Data listing —
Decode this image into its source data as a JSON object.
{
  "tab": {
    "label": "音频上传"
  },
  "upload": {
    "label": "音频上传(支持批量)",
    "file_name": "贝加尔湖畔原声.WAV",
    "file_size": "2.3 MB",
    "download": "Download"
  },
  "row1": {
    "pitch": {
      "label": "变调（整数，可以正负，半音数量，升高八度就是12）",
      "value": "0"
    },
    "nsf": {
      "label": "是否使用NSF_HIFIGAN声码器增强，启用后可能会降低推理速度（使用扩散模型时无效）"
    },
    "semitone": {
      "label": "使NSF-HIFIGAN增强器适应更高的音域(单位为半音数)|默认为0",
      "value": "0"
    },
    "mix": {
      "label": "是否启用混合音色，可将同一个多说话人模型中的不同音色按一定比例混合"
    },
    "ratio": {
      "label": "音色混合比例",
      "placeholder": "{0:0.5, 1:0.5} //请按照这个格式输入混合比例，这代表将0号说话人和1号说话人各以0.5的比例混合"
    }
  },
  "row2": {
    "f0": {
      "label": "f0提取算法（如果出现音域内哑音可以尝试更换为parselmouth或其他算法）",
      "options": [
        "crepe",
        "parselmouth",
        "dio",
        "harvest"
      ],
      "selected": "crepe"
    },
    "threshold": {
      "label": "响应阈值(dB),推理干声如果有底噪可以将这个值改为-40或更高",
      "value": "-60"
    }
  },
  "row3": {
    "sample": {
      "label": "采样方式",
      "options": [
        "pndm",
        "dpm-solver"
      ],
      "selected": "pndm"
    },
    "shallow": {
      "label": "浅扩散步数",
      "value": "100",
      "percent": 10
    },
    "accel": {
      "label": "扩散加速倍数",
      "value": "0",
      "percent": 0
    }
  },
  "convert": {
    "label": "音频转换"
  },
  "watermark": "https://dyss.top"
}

--

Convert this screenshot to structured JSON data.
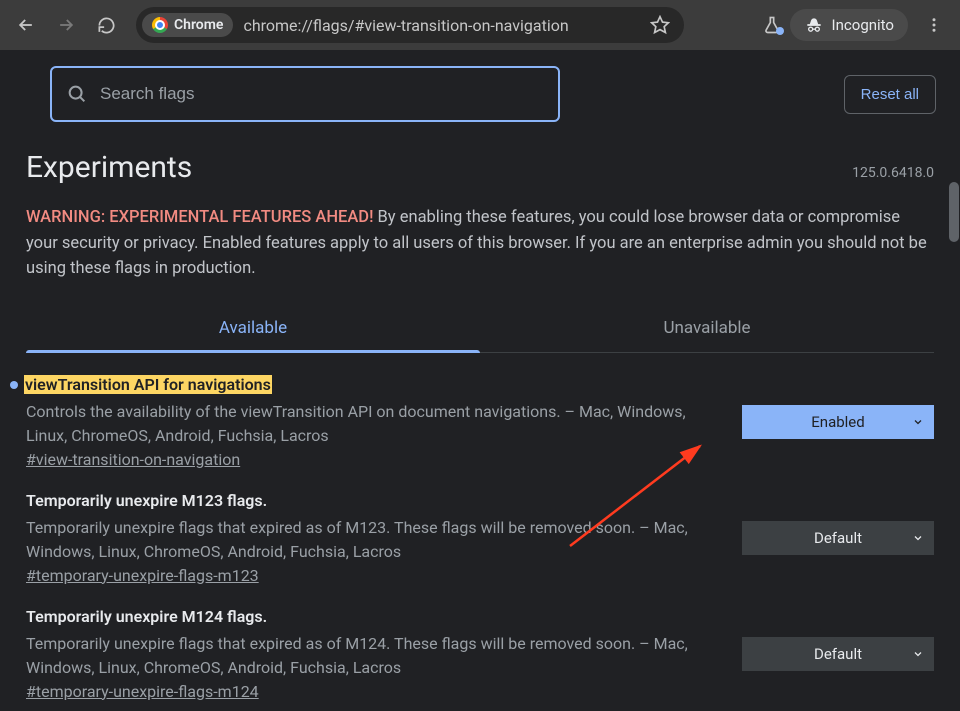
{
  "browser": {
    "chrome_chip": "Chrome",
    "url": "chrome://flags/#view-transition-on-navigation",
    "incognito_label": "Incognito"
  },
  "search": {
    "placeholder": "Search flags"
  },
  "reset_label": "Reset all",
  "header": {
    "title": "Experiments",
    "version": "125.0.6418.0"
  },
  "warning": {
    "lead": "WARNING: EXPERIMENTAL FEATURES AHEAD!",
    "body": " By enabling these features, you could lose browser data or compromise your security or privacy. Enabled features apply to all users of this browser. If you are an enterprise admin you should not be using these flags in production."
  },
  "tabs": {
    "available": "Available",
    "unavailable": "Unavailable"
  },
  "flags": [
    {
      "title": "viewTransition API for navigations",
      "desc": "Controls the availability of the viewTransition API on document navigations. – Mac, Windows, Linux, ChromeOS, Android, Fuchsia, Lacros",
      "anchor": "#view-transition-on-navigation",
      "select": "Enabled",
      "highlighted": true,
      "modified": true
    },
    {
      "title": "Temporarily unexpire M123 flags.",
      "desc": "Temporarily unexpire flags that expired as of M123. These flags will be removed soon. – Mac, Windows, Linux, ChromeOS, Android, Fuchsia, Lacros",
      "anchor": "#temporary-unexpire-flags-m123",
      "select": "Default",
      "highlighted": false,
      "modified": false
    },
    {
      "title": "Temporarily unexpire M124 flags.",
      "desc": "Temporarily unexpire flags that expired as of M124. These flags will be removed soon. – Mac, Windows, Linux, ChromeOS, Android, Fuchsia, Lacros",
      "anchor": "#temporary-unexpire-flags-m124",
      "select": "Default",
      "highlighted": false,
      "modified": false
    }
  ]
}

==

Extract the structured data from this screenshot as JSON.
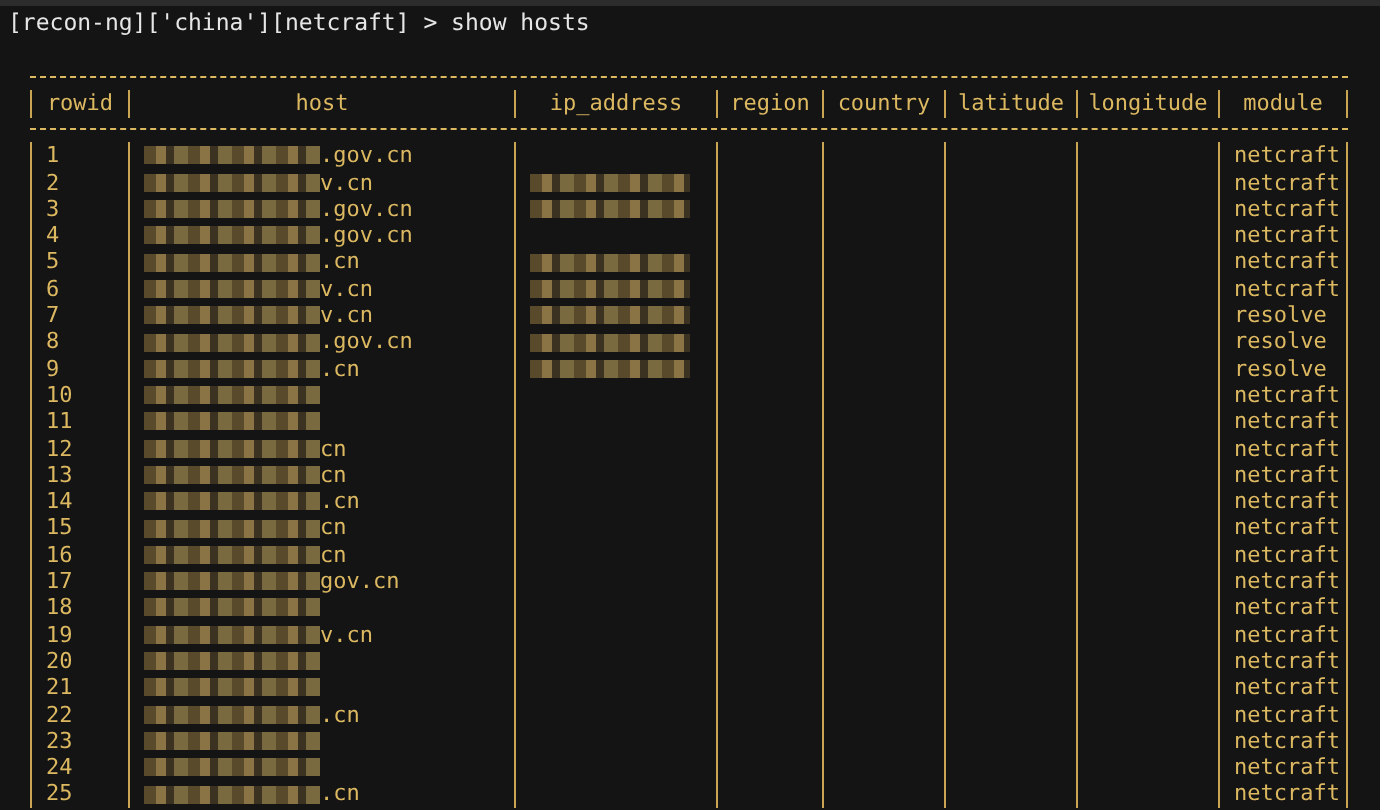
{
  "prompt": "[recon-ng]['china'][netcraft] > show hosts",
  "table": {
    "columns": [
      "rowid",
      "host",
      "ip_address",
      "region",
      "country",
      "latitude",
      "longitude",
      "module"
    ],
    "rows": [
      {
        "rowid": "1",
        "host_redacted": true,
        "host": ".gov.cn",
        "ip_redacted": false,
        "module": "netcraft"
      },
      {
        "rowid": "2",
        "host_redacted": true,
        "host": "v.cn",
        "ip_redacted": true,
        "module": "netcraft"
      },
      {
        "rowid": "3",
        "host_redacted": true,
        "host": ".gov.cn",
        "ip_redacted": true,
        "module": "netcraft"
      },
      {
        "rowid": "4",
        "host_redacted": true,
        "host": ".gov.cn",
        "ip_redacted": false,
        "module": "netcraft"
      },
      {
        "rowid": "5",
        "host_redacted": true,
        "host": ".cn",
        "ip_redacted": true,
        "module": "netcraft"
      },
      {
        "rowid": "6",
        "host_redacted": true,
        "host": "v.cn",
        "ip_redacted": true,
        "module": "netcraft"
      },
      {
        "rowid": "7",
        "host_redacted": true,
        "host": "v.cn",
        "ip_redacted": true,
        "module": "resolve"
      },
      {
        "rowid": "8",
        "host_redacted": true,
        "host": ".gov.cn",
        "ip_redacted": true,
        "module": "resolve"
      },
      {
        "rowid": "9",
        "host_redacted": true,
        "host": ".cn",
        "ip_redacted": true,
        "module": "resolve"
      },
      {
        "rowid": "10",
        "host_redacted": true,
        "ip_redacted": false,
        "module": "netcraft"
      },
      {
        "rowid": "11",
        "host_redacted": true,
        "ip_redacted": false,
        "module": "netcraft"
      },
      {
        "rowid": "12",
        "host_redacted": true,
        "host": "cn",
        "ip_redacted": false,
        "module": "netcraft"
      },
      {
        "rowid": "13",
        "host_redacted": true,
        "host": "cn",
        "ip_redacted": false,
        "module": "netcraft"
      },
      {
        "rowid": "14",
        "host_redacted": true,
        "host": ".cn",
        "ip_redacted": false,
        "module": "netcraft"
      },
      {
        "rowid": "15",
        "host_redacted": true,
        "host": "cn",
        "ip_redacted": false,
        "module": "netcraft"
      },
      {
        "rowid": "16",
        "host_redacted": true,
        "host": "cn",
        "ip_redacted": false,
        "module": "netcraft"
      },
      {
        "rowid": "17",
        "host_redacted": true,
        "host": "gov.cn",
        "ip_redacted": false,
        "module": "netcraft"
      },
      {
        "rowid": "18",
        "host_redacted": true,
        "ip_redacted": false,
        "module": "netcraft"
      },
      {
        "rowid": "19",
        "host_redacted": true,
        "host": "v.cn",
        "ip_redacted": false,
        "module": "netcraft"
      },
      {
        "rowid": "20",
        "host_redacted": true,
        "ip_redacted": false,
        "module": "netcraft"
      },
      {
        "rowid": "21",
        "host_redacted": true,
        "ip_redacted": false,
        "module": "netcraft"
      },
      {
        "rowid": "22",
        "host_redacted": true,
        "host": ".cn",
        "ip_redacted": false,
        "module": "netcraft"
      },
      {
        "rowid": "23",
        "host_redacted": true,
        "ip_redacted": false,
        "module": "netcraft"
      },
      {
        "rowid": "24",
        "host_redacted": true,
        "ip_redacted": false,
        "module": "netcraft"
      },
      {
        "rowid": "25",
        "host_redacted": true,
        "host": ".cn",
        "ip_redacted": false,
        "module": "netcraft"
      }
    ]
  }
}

Work to complete —
Identify the lines above with the word "temporary". Copy them.

Response to this task —
      "anchor": "#temporary-unexpire-flags-m123",
      "anchor": "#temporary-unexpire-flags-m124",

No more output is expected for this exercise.